§ Task objective
Extract each line of the material that follows exactly and omit its pictures.

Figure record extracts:
.....
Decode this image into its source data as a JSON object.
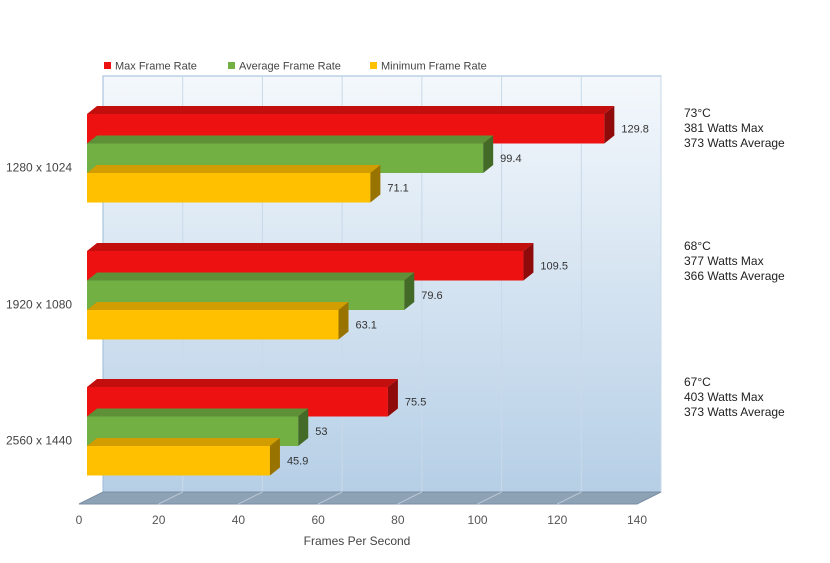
{
  "chart_data": {
    "type": "bar",
    "orientation": "horizontal",
    "title": "",
    "xlabel": "Frames Per Second",
    "ylabel": "",
    "xlim": [
      0,
      140
    ],
    "xticks": [
      0,
      20,
      40,
      60,
      80,
      100,
      120,
      140
    ],
    "grid": true,
    "legend_position": "top",
    "categories": [
      "1280 x 1024",
      "1920 x 1080",
      "2560 x 1440"
    ],
    "series": [
      {
        "name": "Max Frame Rate",
        "color": "#ee1111",
        "values": [
          129.8,
          109.5,
          75.5
        ]
      },
      {
        "name": "Average Frame Rate",
        "color": "#72b043",
        "values": [
          99.4,
          79.6,
          53
        ]
      },
      {
        "name": "Minimum Frame Rate",
        "color": "#ffc000",
        "values": [
          71.1,
          63.1,
          45.9
        ]
      }
    ],
    "annotations": [
      {
        "temp": "73°C",
        "max": "381 Watts Max",
        "avg": "373 Watts Average"
      },
      {
        "temp": "68°C",
        "max": "377 Watts Max",
        "avg": "366 Watts Average"
      },
      {
        "temp": "67°C",
        "max": "403 Watts Max",
        "avg": "373 Watts Average"
      }
    ]
  }
}
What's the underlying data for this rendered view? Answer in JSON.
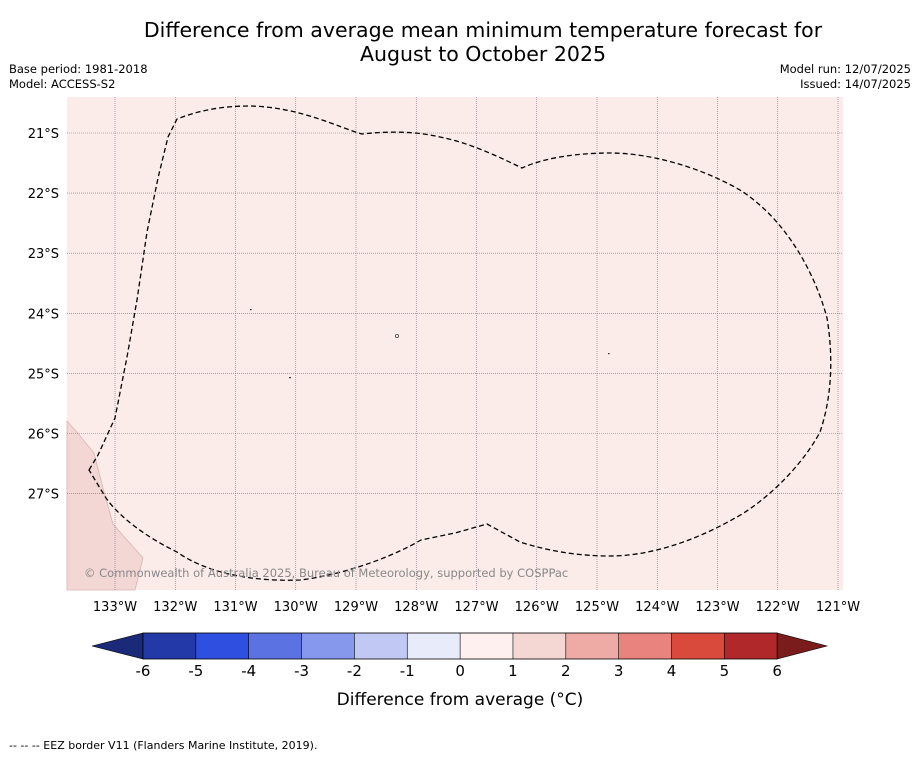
{
  "title": {
    "line1": "Difference from average mean minimum temperature forecast for",
    "line2": "August to October 2025"
  },
  "meta": {
    "base_period": "Base period: 1981-2018",
    "model": "Model: ACCESS-S2",
    "model_run": "Model run: 12/07/2025",
    "issued": "Issued: 14/07/2025"
  },
  "map": {
    "lat_labels": [
      "21°S",
      "22°S",
      "23°S",
      "24°S",
      "25°S",
      "26°S",
      "27°S"
    ],
    "lon_labels": [
      "133°W",
      "132°W",
      "131°W",
      "130°W",
      "129°W",
      "128°W",
      "127°W",
      "126°W",
      "125°W",
      "124°W",
      "123°W",
      "122°W",
      "121°W"
    ],
    "ocean_anomaly_class": "0 to 1",
    "ocean_color": "#fbecea",
    "land_color": "#f2d7d4",
    "copyright": "© Commonwealth of Australia 2025, Bureau of Meteorology, supported by COSPPac"
  },
  "colorbar": {
    "tick_labels": [
      "-6",
      "-5",
      "-4",
      "-3",
      "-2",
      "-1",
      "0",
      "1",
      "2",
      "3",
      "4",
      "5",
      "6"
    ],
    "colors": [
      "#2439a8",
      "#2f4fe0",
      "#5b72e2",
      "#8598ec",
      "#c1c8f3",
      "#e8ebfa",
      "#fdf0ee",
      "#f4d6d3",
      "#eeaba6",
      "#e9837d",
      "#d94a3d",
      "#b0282a"
    ],
    "extend_low_color": "#1a2a78",
    "extend_high_color": "#7a1c1c",
    "label": "Difference from average (°C)"
  },
  "footnote": "-- -- -- EEZ border V11 (Flanders Marine Institute, 2019)."
}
.....
§ Written response
Decode this image into its source data as a JSON object.
{
  "chart_data": {
    "type": "bar",
    "orientation": "horizontal",
    "title": "",
    "xlabel": "Frames Per Second",
    "ylabel": "",
    "xlim": [
      0,
      140
    ],
    "xticks": [
      0,
      20,
      40,
      60,
      80,
      100,
      120,
      140
    ],
    "grid": true,
    "legend_position": "top",
    "categories": [
      "1280 x 1024",
      "1920 x 1080",
      "2560 x 1440"
    ],
    "series": [
      {
        "name": "Max Frame Rate",
        "color": "#ee1111",
        "values": [
          129.8,
          109.5,
          75.5
        ]
      },
      {
        "name": "Average Frame Rate",
        "color": "#72b043",
        "values": [
          99.4,
          79.6,
          53
        ]
      },
      {
        "name": "Minimum Frame Rate",
        "color": "#ffc000",
        "values": [
          71.1,
          63.1,
          45.9
        ]
      }
    ],
    "annotations": [
      {
        "temp": "73°C",
        "max": "381 Watts Max",
        "avg": "373 Watts Average"
      },
      {
        "temp": "68°C",
        "max": "377 Watts Max",
        "avg": "366 Watts Average"
      },
      {
        "temp": "67°C",
        "max": "403 Watts Max",
        "avg": "373 Watts Average"
      }
    ]
  }
}
What's the underlying data for this rendered view? Answer in JSON.
{
  "title": {
    "line1": "Difference from average mean minimum temperature forecast for",
    "line2": "August to October 2025"
  },
  "meta": {
    "base_period": "Base period: 1981-2018",
    "model": "Model: ACCESS-S2",
    "model_run": "Model run: 12/07/2025",
    "issued": "Issued: 14/07/2025"
  },
  "map": {
    "lat_labels": [
      "21°S",
      "22°S",
      "23°S",
      "24°S",
      "25°S",
      "26°S",
      "27°S"
    ],
    "lon_labels": [
      "133°W",
      "132°W",
      "131°W",
      "130°W",
      "129°W",
      "128°W",
      "127°W",
      "126°W",
      "125°W",
      "124°W",
      "123°W",
      "122°W",
      "121°W"
    ],
    "ocean_anomaly_class": "0 to 1",
    "ocean_color": "#fbecea",
    "land_color": "#f2d7d4",
    "copyright": "© Commonwealth of Australia 2025, Bureau of Meteorology, supported by COSPPac"
  },
  "colorbar": {
    "tick_labels": [
      "-6",
      "-5",
      "-4",
      "-3",
      "-2",
      "-1",
      "0",
      "1",
      "2",
      "3",
      "4",
      "5",
      "6"
    ],
    "colors": [
      "#2439a8",
      "#2f4fe0",
      "#5b72e2",
      "#8598ec",
      "#c1c8f3",
      "#e8ebfa",
      "#fdf0ee",
      "#f4d6d3",
      "#eeaba6",
      "#e9837d",
      "#d94a3d",
      "#b0282a"
    ],
    "extend_low_color": "#1a2a78",
    "extend_high_color": "#7a1c1c",
    "label": "Difference from average (°C)"
  },
  "footnote": "-- -- -- EEZ border V11 (Flanders Marine Institute, 2019)."
}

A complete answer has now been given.